### Text to read
The other night I witnessed something pretty spectacular and the one thing that kept repeating in my head was, “I am so spoiled.”
I couldn’t get this idea out of my head. I searched for other words to describe what was happening, but I just kept coming back to how spoiled I am.
How was I spoiled?
I was spoiled for the ordinary.
The Big Adventure
Working with Youth With A Mission has made me completely spoiled. I live a life on the edge and smack dab in the middle of the Big Adventure. The one God calls each of us to join.
I grew up in missions and am only now realising some of the amazing things I count as “normal” are the “exception” to many Christians.
On a daily basis, I’m surrounded by people from several cultures and nations. My ears take in at least a dozen accents a day.
I am a full-time volunteer and have been for over ten years. Yet I lack nothing.
About a year ago, I was struggling financially. I thought I was the biggest jerk reaching out to friends and family, asking for help. I felt weak and needy and I hated it.
So I took my complaint to God. I told him how hard life felt. Once I’d finished pouring out my heart, he reminded me of a story from the Bible where the Israelites are wandering in the desert.
The nation of Israel spent over fifty years living like nomads.
Their only source for direction was God and he showed up in a cloud by day and pillar of fire by night. Any time the cloud moved, it was a sign for the nation to pack up and move on.
I can only imagine how this would make it incredibly difficult to plant crops or have a routine trade route.
Yet, they never had need, because God rained down manna (it was like a coriander seed and tasted like honey on wafers. Exodus 16:31)
######
[What this exercise asks]:
a) In the text about missions life, swap "manna" for "bread from heaven" and write out the section from "So I took my" up to and including "wafers. Exodus 16:31)".
b) Carry the text about missions life forward with the next part, picking up after its final sentence.
### Extracted information
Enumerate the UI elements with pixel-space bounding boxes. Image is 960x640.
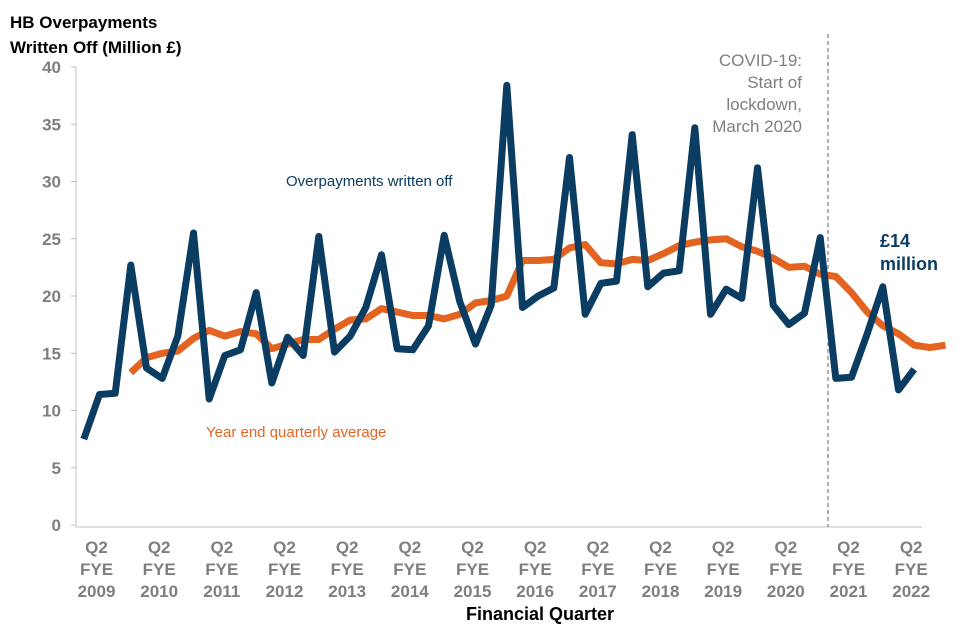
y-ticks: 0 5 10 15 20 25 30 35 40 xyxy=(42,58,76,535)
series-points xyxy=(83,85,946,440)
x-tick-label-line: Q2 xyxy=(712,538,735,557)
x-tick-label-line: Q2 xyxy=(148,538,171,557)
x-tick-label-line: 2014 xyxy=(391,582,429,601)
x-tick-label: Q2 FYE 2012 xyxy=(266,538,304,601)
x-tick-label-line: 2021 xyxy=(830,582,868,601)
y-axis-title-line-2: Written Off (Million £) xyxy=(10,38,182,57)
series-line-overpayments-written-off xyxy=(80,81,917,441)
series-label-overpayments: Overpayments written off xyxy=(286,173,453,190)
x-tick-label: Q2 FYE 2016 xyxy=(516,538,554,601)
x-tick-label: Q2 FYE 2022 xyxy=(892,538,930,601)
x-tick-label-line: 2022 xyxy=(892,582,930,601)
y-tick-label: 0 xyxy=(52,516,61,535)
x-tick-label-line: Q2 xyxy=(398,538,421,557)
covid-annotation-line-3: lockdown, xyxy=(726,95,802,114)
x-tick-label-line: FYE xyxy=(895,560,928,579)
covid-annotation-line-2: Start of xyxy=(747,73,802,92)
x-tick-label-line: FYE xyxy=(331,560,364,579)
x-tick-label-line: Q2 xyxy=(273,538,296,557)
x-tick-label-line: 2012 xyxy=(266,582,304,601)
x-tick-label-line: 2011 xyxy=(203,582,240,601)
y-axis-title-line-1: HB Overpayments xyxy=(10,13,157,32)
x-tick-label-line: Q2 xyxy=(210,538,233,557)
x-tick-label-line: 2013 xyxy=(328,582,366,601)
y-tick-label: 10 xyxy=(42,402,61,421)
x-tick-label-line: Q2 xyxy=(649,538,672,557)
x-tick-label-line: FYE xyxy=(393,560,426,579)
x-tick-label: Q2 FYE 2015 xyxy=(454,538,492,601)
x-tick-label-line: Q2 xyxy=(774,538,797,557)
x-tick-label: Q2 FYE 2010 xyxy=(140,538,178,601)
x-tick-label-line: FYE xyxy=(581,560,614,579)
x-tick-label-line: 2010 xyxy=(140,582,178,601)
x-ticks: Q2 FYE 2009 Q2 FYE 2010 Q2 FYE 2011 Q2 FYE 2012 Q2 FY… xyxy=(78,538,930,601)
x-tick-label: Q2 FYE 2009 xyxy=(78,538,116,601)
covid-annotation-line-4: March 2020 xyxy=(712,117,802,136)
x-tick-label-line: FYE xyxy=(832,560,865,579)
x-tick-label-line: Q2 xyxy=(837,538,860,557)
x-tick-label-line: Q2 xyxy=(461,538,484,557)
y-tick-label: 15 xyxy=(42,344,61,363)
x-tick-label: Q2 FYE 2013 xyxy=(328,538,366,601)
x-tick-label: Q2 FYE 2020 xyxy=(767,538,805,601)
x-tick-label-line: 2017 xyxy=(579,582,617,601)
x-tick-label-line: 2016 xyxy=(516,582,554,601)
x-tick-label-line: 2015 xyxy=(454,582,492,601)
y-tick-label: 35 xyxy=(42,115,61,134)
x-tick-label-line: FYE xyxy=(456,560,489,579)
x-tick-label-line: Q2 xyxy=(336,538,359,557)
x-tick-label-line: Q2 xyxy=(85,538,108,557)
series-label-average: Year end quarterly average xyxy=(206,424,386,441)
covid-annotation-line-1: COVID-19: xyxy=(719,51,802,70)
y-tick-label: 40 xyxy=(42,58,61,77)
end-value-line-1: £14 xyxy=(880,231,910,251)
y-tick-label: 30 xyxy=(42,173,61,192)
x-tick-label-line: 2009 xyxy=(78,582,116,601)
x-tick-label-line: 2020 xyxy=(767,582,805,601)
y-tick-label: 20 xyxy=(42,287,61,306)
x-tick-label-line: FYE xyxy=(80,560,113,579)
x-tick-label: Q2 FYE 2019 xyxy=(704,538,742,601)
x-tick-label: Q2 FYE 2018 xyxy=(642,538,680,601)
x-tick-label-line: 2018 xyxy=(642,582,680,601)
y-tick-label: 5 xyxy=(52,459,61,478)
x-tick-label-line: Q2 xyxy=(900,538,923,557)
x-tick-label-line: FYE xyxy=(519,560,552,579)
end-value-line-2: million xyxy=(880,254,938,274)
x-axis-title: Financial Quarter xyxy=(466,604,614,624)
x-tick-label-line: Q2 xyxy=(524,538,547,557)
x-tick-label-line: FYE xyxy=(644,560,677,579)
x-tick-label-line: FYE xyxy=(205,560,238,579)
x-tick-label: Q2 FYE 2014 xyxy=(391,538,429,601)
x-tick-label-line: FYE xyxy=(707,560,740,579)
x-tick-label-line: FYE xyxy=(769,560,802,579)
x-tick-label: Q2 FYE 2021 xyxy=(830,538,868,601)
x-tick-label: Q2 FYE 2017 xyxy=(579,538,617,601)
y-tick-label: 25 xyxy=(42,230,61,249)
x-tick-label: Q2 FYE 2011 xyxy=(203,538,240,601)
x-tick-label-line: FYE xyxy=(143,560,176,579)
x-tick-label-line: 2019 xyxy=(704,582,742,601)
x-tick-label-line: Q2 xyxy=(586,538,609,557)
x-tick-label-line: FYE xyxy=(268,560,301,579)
######
[Outputs for the tasks]:
a)
So I took my complaint to God. I told him how hard life felt. Once I’d finished pouring out my heart, he reminded me of a story from the Bible where the Israelites are wandering in the desert.
The nation of Israel spent over fifty years living like nomads.
Their only source for direction was God and he showed up in a cloud by day and pillar of fire by night. Any time the cloud moved, it was a sign for the nation to pack up and move on.
I can only imagine how this would make it incredibly difficult to plant crops or have a routine trade route.
Yet, they never had need, because God rained down bread from heaven (it was like a coriander seed and tasted like honey on wafers. Exodus 16:31)

b)
If he can take care of an entire nomadic nation then how much more can he provide for my needs?!
Living this kind of life forces me to trust God with my daily needs. I live like those nomads, never knowing when God will call me to move or stay. Never knowing where my “manna” may show up, but knowing it will.
The short time I’ve spent working a nine to five job, I felt so dissatisfied with life. I hated the monotony of the work. Looking back I’ve realised it wasn’t just the monotony that got me down, I had lost my sensitivity to God’s voice.
I became my own provider, instead of relying on God to provide for me.
I have the utmost respect for Christians who can do the nine to five and still walk in close relationship with God. It is its own kind of challenge.
But I’ve been spoiled to grow up in a life of risk and adventure.
A Glimpse of Eternity
Which leads me to the other night. Youth With a Mission Brisbane (YWAM) - where I volunteer as a missionary - has a monthly night of worship.
This event, Open Worship, is called such because it is open to the local community. Many church youth groups attend, as well as many living in the area.
It’s a time set aside to honour God through song. It’s always a good time, but the night in question was extra special.
What made it extra special was when it ended.
Officially Open Worship runs from 7 PM to 8:30 PM, followed by a time of fellowship in our cafe.
But instead of going to hang out, the majority of the youth gathered stayed to keep singing and dancing.
I sat off to the side and just watched. It was beautiful. All these young people, from all over the world, who had the choice to go and enjoy truffles and coffee, wanted to keep honouring God instead.
And the joy and love shone in their faces.
Then one of the guys leading worship, started shouting out different nations and the youth from that nation would take centre stage and start dancing. While the rest of the room watched and then joined in on that dance.
There was freedom to be foolish.
No one cared what anyone else thought of their dancing technique. Instead, everyone embraced it. They were crazy in love with God and they wanted to do anything and everything to show it.
I had a smile plastered on my face to see it. And tears of the purest joy flowed out of me.
What an incredible thing to witness. A new generation more eager to please God than to please themselves or man.
Wow.
In that moment, I felt God tell me “This is only a glimpse of what eternity will be like.”
Imagine it. Being in a room filled to overflowing with the best party songs playing. Where there’s no fear, no sadness. Where people of all cultures and backgrounds can express themselves and represent their nations.
Where there’s a culture of acceptance and unconditional love.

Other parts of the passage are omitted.